(Collected data entries)
──────
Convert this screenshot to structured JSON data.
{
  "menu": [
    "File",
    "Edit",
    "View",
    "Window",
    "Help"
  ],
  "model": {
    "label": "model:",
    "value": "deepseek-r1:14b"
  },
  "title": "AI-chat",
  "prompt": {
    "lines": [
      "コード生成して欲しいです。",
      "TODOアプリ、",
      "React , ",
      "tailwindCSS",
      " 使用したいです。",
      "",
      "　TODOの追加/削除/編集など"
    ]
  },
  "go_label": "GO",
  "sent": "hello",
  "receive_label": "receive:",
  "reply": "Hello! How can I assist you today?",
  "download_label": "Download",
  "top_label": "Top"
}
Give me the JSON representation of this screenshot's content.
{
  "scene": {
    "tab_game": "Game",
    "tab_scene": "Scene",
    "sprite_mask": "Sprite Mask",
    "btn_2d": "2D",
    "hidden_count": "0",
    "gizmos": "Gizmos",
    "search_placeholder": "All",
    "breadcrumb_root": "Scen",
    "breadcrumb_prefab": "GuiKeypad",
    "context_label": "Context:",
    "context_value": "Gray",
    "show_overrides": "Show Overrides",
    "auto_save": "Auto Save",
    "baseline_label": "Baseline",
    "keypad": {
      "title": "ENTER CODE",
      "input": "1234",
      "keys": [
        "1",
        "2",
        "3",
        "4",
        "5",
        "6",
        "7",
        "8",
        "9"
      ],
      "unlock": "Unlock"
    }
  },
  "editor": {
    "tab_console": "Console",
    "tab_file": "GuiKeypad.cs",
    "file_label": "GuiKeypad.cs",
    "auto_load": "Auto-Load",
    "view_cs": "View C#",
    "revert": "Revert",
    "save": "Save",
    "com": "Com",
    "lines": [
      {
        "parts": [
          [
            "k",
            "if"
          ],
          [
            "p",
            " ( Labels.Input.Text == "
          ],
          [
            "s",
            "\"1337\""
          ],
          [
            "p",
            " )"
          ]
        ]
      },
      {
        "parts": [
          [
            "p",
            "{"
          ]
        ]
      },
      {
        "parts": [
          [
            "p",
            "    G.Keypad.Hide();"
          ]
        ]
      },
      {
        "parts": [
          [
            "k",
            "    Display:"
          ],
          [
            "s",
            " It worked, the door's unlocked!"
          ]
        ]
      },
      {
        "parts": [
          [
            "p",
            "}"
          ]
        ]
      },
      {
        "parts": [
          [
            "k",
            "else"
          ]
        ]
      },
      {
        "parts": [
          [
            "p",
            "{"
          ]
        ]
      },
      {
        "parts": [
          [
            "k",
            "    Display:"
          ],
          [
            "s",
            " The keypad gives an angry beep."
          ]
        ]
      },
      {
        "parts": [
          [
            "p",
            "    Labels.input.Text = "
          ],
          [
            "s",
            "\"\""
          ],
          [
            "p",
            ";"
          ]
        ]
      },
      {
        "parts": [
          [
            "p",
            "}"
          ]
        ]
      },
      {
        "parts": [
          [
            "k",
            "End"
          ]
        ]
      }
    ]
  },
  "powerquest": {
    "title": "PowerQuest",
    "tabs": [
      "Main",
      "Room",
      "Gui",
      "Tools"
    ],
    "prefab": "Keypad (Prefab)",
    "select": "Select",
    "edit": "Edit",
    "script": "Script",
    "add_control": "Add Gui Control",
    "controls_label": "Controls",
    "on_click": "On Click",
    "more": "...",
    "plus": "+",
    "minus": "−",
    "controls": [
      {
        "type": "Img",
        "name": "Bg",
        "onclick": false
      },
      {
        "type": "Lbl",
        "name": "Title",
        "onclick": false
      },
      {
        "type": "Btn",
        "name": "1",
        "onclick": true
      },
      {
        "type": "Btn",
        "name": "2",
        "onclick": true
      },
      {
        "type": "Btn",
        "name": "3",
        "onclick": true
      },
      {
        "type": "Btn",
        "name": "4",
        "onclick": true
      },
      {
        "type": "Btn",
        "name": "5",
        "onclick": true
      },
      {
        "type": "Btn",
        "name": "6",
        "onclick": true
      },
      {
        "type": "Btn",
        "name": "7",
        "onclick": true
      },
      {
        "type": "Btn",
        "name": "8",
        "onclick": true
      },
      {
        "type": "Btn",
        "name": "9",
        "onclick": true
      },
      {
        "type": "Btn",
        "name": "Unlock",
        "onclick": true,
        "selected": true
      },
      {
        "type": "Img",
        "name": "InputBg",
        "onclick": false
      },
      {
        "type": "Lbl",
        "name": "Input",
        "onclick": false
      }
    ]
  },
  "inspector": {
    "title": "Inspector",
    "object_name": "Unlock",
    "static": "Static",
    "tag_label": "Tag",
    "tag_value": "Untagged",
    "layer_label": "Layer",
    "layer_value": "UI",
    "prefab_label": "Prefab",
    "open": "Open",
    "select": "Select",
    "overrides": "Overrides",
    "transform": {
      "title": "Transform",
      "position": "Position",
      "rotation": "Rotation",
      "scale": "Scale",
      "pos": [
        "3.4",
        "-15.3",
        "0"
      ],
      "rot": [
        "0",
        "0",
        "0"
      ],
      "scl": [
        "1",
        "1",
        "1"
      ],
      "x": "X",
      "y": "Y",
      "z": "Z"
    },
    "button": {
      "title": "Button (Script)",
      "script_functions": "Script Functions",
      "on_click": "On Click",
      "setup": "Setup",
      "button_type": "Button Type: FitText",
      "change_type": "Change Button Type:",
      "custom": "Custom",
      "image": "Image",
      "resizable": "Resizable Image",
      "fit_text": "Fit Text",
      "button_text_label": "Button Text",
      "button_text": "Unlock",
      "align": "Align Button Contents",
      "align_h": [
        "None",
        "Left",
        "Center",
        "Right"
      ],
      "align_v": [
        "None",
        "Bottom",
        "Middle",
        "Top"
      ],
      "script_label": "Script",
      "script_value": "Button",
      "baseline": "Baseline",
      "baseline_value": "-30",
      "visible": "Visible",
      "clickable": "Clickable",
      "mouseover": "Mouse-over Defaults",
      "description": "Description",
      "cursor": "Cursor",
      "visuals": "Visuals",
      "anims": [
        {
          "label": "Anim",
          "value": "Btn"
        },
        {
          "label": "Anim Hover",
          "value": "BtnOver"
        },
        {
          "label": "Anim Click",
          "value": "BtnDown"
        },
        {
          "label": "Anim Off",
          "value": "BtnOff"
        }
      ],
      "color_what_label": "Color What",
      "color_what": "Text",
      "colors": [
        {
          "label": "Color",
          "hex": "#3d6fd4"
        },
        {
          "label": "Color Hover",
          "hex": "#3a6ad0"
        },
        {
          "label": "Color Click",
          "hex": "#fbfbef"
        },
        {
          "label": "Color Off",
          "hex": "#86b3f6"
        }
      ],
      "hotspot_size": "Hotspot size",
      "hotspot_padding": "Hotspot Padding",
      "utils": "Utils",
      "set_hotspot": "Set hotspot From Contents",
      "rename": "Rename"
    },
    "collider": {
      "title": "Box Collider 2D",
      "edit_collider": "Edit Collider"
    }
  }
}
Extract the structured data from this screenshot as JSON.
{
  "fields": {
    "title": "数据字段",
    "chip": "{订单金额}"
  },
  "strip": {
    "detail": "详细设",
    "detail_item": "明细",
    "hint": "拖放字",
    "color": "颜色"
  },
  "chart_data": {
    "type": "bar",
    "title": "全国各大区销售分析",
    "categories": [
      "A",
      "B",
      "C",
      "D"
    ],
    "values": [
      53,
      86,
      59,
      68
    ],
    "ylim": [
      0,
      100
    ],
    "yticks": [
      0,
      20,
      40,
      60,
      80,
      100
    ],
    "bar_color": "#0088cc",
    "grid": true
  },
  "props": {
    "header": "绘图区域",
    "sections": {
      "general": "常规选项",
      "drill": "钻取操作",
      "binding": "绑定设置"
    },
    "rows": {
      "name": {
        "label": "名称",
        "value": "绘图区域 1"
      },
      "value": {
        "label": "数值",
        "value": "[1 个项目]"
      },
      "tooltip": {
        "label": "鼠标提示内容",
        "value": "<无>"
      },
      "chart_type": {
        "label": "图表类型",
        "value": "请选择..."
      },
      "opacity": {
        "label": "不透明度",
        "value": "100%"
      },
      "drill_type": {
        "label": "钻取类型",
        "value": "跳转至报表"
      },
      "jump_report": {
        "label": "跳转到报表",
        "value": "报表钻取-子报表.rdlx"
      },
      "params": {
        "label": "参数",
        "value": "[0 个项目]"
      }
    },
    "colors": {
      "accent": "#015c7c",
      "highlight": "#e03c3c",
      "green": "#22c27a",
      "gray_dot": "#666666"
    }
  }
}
──────
▶ [Work to do]
Return the line that contains "Extract the structured" and all lines after it, verbatim, and nothing else.

▶ [Result]
Extract the structured data from this screenshot as JSON.
{
  "fields": {
    "title": "数据字段",
    "chip": "{订单金额}"
  },
  "strip": {
    "detail": "详细设",
    "detail_item": "明细",
    "hint": "拖放字",
    "color": "颜色"
  },
  "chart_data": {
    "type": "bar",
    "title": "全国各大区销售分析",
    "categories": [
      "A",
      "B",
      "C",
      "D"
    ],
    "values": [
      53,
      86,
      59,
      68
    ],
    "ylim": [
      0,
      100
    ],
    "yticks": [
      0,
      20,
      40,
      60,
      80,
      100
    ],
    "bar_color": "#0088cc",
    "grid": true
  },
  "props": {
    "header": "绘图区域",
    "sections": {
      "general": "常规选项",
      "drill": "钻取操作",
      "binding": "绑定设置"
    },
    "rows": {
      "name": {
        "label": "名称",
        "value": "绘图区域 1"
      },
      "value": {
        "label": "数值",
        "value": "[1 个项目]"
      },
      "tooltip": {
        "label": "鼠标提示内容",
        "value": "<无>"
      },
      "chart_type": {
        "label": "图表类型",
        "value": "请选择..."
      },
      "opacity": {
        "label": "不透明度",
        "value": "100%"
      },
      "drill_type": {
        "label": "钻取类型",
        "value": "跳转至报表"
      },
      "jump_report": {
        "label": "跳转到报表",
        "value": "报表钻取-子报表.rdlx"
      },
      "params": {
        "label": "参数",
        "value": "[0 个项目]"
      }
    },
    "colors": {
      "accent": "#015c7c",
      "highlight": "#e03c3c",
      "green": "#22c27a",
      "gray_dot": "#666666"
    }
  }
}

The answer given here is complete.